* _INSTRUCTIONS FOR THE TASK_: Go through the entries below and write each one out exactly.

(Entries from a dataset)
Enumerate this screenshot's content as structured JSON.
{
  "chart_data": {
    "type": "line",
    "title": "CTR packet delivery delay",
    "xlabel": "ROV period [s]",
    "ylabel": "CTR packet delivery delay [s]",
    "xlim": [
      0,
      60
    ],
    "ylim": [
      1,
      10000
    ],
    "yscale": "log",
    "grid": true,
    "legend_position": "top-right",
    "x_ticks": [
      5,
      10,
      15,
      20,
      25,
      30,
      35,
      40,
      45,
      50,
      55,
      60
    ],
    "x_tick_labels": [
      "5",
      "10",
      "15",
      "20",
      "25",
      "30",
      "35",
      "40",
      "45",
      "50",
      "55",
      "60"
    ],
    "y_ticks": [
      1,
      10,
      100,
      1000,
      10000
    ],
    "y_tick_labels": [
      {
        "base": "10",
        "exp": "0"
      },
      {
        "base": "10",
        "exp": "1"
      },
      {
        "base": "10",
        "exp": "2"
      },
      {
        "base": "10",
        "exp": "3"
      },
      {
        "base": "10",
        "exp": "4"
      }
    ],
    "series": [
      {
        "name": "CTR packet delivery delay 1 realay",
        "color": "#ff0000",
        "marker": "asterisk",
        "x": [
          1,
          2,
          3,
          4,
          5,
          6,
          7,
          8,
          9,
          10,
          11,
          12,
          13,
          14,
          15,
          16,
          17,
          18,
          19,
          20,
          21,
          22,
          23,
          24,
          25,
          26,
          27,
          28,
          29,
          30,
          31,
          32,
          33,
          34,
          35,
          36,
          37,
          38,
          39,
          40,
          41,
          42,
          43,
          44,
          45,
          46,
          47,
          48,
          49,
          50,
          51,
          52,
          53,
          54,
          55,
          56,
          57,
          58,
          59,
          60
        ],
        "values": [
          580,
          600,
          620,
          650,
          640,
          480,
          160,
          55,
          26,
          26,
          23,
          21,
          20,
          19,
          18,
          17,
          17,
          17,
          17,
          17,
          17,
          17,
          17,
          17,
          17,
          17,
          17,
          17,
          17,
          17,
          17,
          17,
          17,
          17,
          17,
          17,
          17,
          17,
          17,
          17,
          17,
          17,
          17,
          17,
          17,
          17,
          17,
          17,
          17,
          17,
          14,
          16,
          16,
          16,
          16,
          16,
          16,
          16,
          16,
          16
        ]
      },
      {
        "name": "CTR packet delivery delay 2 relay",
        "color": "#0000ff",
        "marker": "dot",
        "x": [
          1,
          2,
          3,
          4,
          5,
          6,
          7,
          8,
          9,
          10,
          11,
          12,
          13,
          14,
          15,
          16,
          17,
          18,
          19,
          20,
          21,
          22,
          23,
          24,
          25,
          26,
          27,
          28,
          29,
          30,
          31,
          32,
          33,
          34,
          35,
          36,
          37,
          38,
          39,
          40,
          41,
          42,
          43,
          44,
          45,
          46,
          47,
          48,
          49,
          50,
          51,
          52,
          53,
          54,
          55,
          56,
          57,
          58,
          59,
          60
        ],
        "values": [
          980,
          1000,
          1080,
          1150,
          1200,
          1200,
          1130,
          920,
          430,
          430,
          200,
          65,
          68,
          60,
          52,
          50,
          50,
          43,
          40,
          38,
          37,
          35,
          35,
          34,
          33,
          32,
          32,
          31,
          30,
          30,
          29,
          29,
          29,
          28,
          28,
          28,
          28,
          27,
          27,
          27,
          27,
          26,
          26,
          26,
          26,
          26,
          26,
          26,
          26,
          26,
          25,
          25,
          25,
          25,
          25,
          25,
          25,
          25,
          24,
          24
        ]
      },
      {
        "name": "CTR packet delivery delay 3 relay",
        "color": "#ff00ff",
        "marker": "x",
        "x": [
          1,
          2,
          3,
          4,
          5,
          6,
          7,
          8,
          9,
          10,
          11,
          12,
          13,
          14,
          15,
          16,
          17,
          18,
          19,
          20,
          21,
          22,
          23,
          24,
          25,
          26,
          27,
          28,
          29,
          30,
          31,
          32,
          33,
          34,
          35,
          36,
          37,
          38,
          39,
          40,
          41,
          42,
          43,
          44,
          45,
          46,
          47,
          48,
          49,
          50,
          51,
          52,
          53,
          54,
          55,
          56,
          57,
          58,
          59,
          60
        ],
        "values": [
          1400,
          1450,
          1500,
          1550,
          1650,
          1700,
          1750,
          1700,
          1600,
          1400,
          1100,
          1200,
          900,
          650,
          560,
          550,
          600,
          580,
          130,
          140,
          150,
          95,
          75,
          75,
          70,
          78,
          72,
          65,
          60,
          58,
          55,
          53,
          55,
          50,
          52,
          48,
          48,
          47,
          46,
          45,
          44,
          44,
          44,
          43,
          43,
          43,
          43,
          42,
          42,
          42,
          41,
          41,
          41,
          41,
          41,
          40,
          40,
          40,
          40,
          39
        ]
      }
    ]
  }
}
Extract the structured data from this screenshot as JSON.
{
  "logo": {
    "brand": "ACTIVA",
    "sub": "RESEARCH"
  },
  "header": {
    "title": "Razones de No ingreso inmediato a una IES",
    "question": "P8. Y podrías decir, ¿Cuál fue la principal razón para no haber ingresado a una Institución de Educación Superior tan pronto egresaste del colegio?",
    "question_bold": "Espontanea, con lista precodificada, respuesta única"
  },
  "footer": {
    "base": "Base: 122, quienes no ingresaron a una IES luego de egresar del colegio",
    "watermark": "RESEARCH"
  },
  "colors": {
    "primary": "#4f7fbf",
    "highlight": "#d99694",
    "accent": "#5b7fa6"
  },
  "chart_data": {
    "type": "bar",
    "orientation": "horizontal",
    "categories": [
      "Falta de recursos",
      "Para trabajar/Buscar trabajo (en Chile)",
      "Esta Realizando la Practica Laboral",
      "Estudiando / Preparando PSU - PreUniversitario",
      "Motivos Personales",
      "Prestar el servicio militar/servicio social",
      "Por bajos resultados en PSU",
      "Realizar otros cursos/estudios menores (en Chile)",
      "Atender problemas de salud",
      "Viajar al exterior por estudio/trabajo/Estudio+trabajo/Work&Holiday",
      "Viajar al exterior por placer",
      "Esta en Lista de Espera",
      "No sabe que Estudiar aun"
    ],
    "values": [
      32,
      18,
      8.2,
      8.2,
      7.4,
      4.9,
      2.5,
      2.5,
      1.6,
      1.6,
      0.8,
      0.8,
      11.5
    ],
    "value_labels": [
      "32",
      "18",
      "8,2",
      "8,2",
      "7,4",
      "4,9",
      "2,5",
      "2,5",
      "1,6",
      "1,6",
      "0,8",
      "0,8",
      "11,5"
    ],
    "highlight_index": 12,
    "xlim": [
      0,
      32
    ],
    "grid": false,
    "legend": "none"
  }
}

* _FULL SOLUTION_:
Enumerate this screenshot's content as structured JSON.
{
  "chart_data": {
    "type": "line",
    "title": "CTR packet delivery delay",
    "xlabel": "ROV period [s]",
    "ylabel": "CTR packet delivery delay [s]",
    "xlim": [
      0,
      60
    ],
    "ylim": [
      1,
      10000
    ],
    "yscale": "log",
    "grid": true,
    "legend_position": "top-right",
    "x_ticks": [
      5,
      10,
      15,
      20,
      25,
      30,
      35,
      40,
      45,
      50,
      55,
      60
    ],
    "x_tick_labels": [
      "5",
      "10",
      "15",
      "20",
      "25",
      "30",
      "35",
      "40",
      "45",
      "50",
      "55",
      "60"
    ],
    "y_ticks": [
      1,
      10,
      100,
      1000,
      10000
    ],
    "y_tick_labels": [
      {
        "base": "10",
        "exp": "0"
      },
      {
        "base": "10",
        "exp": "1"
      },
      {
        "base": "10",
        "exp": "2"
      },
      {
        "base": "10",
        "exp": "3"
      },
      {
        "base": "10",
        "exp": "4"
      }
    ],
    "series": [
      {
        "name": "CTR packet delivery delay 1 realay",
        "color": "#ff0000",
        "marker": "asterisk",
        "x": [
          1,
          2,
          3,
          4,
          5,
          6,
          7,
          8,
          9,
          10,
          11,
          12,
          13,
          14,
          15,
          16,
          17,
          18,
          19,
          20,
          21,
          22,
          23,
          24,
          25,
          26,
          27,
          28,
          29,
          30,
          31,
          32,
          33,
          34,
          35,
          36,
          37,
          38,
          39,
          40,
          41,
          42,
          43,
          44,
          45,
          46,
          47,
          48,
          49,
          50,
          51,
          52,
          53,
          54,
          55,
          56,
          57,
          58,
          59,
          60
        ],
        "values": [
          580,
          600,
          620,
          650,
          640,
          480,
          160,
          55,
          26,
          26,
          23,
          21,
          20,
          19,
          18,
          17,
          17,
          17,
          17,
          17,
          17,
          17,
          17,
          17,
          17,
          17,
          17,
          17,
          17,
          17,
          17,
          17,
          17,
          17,
          17,
          17,
          17,
          17,
          17,
          17,
          17,
          17,
          17,
          17,
          17,
          17,
          17,
          17,
          17,
          17,
          14,
          16,
          16,
          16,
          16,
          16,
          16,
          16,
          16,
          16
        ]
      },
      {
        "name": "CTR packet delivery delay 2 relay",
        "color": "#0000ff",
        "marker": "dot",
        "x": [
          1,
          2,
          3,
          4,
          5,
          6,
          7,
          8,
          9,
          10,
          11,
          12,
          13,
          14,
          15,
          16,
          17,
          18,
          19,
          20,
          21,
          22,
          23,
          24,
          25,
          26,
          27,
          28,
          29,
          30,
          31,
          32,
          33,
          34,
          35,
          36,
          37,
          38,
          39,
          40,
          41,
          42,
          43,
          44,
          45,
          46,
          47,
          48,
          49,
          50,
          51,
          52,
          53,
          54,
          55,
          56,
          57,
          58,
          59,
          60
        ],
        "values": [
          980,
          1000,
          1080,
          1150,
          1200,
          1200,
          1130,
          920,
          430,
          430,
          200,
          65,
          68,
          60,
          52,
          50,
          50,
          43,
          40,
          38,
          37,
          35,
          35,
          34,
          33,
          32,
          32,
          31,
          30,
          30,
          29,
          29,
          29,
          28,
          28,
          28,
          28,
          27,
          27,
          27,
          27,
          26,
          26,
          26,
          26,
          26,
          26,
          26,
          26,
          26,
          25,
          25,
          25,
          25,
          25,
          25,
          25,
          25,
          24,
          24
        ]
      },
      {
        "name": "CTR packet delivery delay 3 relay",
        "color": "#ff00ff",
        "marker": "x",
        "x": [
          1,
          2,
          3,
          4,
          5,
          6,
          7,
          8,
          9,
          10,
          11,
          12,
          13,
          14,
          15,
          16,
          17,
          18,
          19,
          20,
          21,
          22,
          23,
          24,
          25,
          26,
          27,
          28,
          29,
          30,
          31,
          32,
          33,
          34,
          35,
          36,
          37,
          38,
          39,
          40,
          41,
          42,
          43,
          44,
          45,
          46,
          47,
          48,
          49,
          50,
          51,
          52,
          53,
          54,
          55,
          56,
          57,
          58,
          59,
          60
        ],
        "values": [
          1400,
          1450,
          1500,
          1550,
          1650,
          1700,
          1750,
          1700,
          1600,
          1400,
          1100,
          1200,
          900,
          650,
          560,
          550,
          600,
          580,
          130,
          140,
          150,
          95,
          75,
          75,
          70,
          78,
          72,
          65,
          60,
          58,
          55,
          53,
          55,
          50,
          52,
          48,
          48,
          47,
          46,
          45,
          44,
          44,
          44,
          43,
          43,
          43,
          43,
          42,
          42,
          42,
          41,
          41,
          41,
          41,
          41,
          40,
          40,
          40,
          40,
          39
        ]
      }
    ]
  }
}
Extract the structured data from this screenshot as JSON.
{
  "logo": {
    "brand": "ACTIVA",
    "sub": "RESEARCH"
  },
  "header": {
    "title": "Razones de No ingreso inmediato a una IES",
    "question": "P8. Y podrías decir, ¿Cuál fue la principal razón para no haber ingresado a una Institución de Educación Superior tan pronto egresaste del colegio?",
    "question_bold": "Espontanea, con lista precodificada, respuesta única"
  },
  "footer": {
    "base": "Base: 122, quienes no ingresaron a una IES luego de egresar del colegio",
    "watermark": "RESEARCH"
  },
  "colors": {
    "primary": "#4f7fbf",
    "highlight": "#d99694",
    "accent": "#5b7fa6"
  },
  "chart_data": {
    "type": "bar",
    "orientation": "horizontal",
    "categories": [
      "Falta de recursos",
      "Para trabajar/Buscar trabajo (en Chile)",
      "Esta Realizando la Practica Laboral",
      "Estudiando / Preparando PSU - PreUniversitario",
      "Motivos Personales",
      "Prestar el servicio militar/servicio social",
      "Por bajos resultados en PSU",
      "Realizar otros cursos/estudios menores (en Chile)",
      "Atender problemas de salud",
      "Viajar al exterior por estudio/trabajo/Estudio+trabajo/Work&Holiday",
      "Viajar al exterior por placer",
      "Esta en Lista de Espera",
      "No sabe que Estudiar aun"
    ],
    "values": [
      32,
      18,
      8.2,
      8.2,
      7.4,
      4.9,
      2.5,
      2.5,
      1.6,
      1.6,
      0.8,
      0.8,
      11.5
    ],
    "value_labels": [
      "32",
      "18",
      "8,2",
      "8,2",
      "7,4",
      "4,9",
      "2,5",
      "2,5",
      "1,6",
      "1,6",
      "0,8",
      "0,8",
      "11,5"
    ],
    "highlight_index": 12,
    "xlim": [
      0,
      32
    ],
    "grid": false,
    "legend": "none"
  }
}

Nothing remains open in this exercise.